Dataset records
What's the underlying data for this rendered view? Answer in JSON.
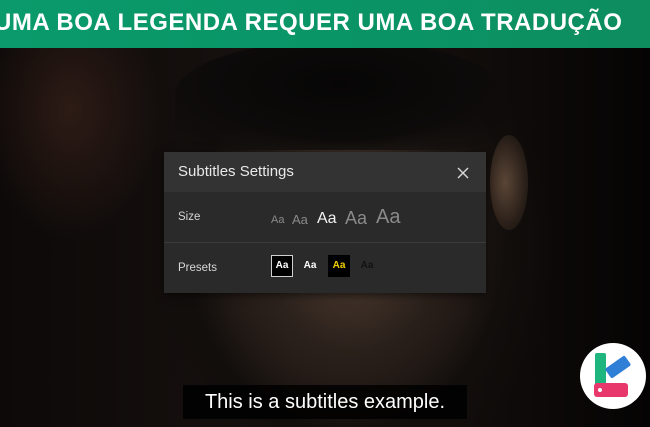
{
  "banner": {
    "text": "UMA BOA LEGENDA REQUER UMA BOA TRADUÇÃO"
  },
  "dialog": {
    "title": "Subtitles Settings",
    "close_icon": "close-icon",
    "size": {
      "label": "Size",
      "options": [
        "Aa",
        "Aa",
        "Aa",
        "Aa",
        "Aa"
      ],
      "selected_index": 2
    },
    "presets": {
      "label": "Presets",
      "options": [
        "Aa",
        "Aa",
        "Aa",
        "Aa"
      ],
      "selected_index": 0
    }
  },
  "subtitle": {
    "text": "This is a subtitles example."
  },
  "logo": {
    "icon": "app-logo-icon"
  },
  "colors": {
    "banner": "#0a9a6b",
    "dialog_bg": "#2a2a2b",
    "dialog_header": "#333334",
    "preset_yellow": "#f3d000",
    "logo_green": "#1fb57f",
    "logo_blue": "#2f7fd6",
    "logo_pink": "#e8386b"
  }
}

▶ **Description of the task**:
Every line of the listing that holds "text" is to be counted; give only the resulting number.

▶ **Expected answer**:
2